> [DIRECTIONS FOR THIS TASK] Reproduce the following material exactly, including every line.

Extracted data entries:
• • •

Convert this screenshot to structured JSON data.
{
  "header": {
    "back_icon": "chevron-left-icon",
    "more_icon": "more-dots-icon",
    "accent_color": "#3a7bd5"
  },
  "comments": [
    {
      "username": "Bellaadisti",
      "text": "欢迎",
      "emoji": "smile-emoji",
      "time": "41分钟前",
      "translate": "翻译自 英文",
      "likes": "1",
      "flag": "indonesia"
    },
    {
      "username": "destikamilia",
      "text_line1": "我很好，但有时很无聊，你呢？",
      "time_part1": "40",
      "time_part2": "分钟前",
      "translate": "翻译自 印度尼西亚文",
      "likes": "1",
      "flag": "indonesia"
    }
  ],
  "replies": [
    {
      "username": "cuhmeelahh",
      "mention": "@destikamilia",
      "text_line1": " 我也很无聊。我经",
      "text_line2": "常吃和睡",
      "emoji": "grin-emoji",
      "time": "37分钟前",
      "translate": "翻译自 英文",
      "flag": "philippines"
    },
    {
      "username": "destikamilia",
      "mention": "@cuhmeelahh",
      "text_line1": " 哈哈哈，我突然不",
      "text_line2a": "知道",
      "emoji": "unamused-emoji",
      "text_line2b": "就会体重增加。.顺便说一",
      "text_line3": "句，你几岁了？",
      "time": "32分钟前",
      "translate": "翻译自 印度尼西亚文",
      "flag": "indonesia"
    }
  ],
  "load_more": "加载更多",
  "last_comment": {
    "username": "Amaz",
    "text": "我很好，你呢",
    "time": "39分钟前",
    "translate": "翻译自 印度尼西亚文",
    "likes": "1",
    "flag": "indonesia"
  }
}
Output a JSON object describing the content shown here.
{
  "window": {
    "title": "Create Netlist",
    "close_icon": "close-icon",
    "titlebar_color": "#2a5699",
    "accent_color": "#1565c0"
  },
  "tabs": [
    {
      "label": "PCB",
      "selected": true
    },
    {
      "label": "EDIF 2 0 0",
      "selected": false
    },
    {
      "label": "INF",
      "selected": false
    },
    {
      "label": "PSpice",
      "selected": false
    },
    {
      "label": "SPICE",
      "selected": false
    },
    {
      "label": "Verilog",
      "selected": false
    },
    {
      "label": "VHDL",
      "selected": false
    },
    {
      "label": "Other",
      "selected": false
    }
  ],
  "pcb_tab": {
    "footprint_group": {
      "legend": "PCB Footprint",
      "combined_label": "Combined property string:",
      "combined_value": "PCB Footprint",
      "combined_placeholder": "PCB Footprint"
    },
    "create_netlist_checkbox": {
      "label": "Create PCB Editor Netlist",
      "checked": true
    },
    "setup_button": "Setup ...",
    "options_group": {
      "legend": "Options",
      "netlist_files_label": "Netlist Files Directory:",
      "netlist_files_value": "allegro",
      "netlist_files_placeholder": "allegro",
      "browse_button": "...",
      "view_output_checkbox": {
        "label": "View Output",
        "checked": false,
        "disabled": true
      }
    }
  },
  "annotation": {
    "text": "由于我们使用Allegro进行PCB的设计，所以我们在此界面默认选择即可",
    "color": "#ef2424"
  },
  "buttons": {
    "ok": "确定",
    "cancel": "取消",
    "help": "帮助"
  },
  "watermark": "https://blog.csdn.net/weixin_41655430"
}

• • •

> [TASK ANSWER]
Convert this screenshot to structured JSON data.
{
  "header": {
    "back_icon": "chevron-left-icon",
    "more_icon": "more-dots-icon",
    "accent_color": "#3a7bd5"
  },
  "comments": [
    {
      "username": "Bellaadisti",
      "text": "欢迎",
      "emoji": "smile-emoji",
      "time": "41分钟前",
      "translate": "翻译自 英文",
      "likes": "1",
      "flag": "indonesia"
    },
    {
      "username": "destikamilia",
      "text_line1": "我很好，但有时很无聊，你呢？",
      "time_part1": "40",
      "time_part2": "分钟前",
      "translate": "翻译自 印度尼西亚文",
      "likes": "1",
      "flag": "indonesia"
    }
  ],
  "replies": [
    {
      "username": "cuhmeelahh",
      "mention": "@destikamilia",
      "text_line1": " 我也很无聊。我经",
      "text_line2": "常吃和睡",
      "emoji": "grin-emoji",
      "time": "37分钟前",
      "translate": "翻译自 英文",
      "flag": "philippines"
    },
    {
      "username": "destikamilia",
      "mention": "@cuhmeelahh",
      "text_line1": " 哈哈哈，我突然不",
      "text_line2a": "知道",
      "emoji": "unamused-emoji",
      "text_line2b": "就会体重增加。.顺便说一",
      "text_line3": "句，你几岁了？",
      "time": "32分钟前",
      "translate": "翻译自 印度尼西亚文",
      "flag": "indonesia"
    }
  ],
  "load_more": "加载更多",
  "last_comment": {
    "username": "Amaz",
    "text": "我很好，你呢",
    "time": "39分钟前",
    "translate": "翻译自 印度尼西亚文",
    "likes": "1",
    "flag": "indonesia"
  }
}
Output a JSON object describing the content shown here.
{
  "window": {
    "title": "Create Netlist",
    "close_icon": "close-icon",
    "titlebar_color": "#2a5699",
    "accent_color": "#1565c0"
  },
  "tabs": [
    {
      "label": "PCB",
      "selected": true
    },
    {
      "label": "EDIF 2 0 0",
      "selected": false
    },
    {
      "label": "INF",
      "selected": false
    },
    {
      "label": "PSpice",
      "selected": false
    },
    {
      "label": "SPICE",
      "selected": false
    },
    {
      "label": "Verilog",
      "selected": false
    },
    {
      "label": "VHDL",
      "selected": false
    },
    {
      "label": "Other",
      "selected": false
    }
  ],
  "pcb_tab": {
    "footprint_group": {
      "legend": "PCB Footprint",
      "combined_label": "Combined property string:",
      "combined_value": "PCB Footprint",
      "combined_placeholder": "PCB Footprint"
    },
    "create_netlist_checkbox": {
      "label": "Create PCB Editor Netlist",
      "checked": true
    },
    "setup_button": "Setup ...",
    "options_group": {
      "legend": "Options",
      "netlist_files_label": "Netlist Files Directory:",
      "netlist_files_value": "allegro",
      "netlist_files_placeholder": "allegro",
      "browse_button": "...",
      "view_output_checkbox": {
        "label": "View Output",
        "checked": false,
        "disabled": true
      }
    }
  },
  "annotation": {
    "text": "由于我们使用Allegro进行PCB的设计，所以我们在此界面默认选择即可",
    "color": "#ef2424"
  },
  "buttons": {
    "ok": "确定",
    "cancel": "取消",
    "help": "帮助"
  },
  "watermark": "https://blog.csdn.net/weixin_41655430"
}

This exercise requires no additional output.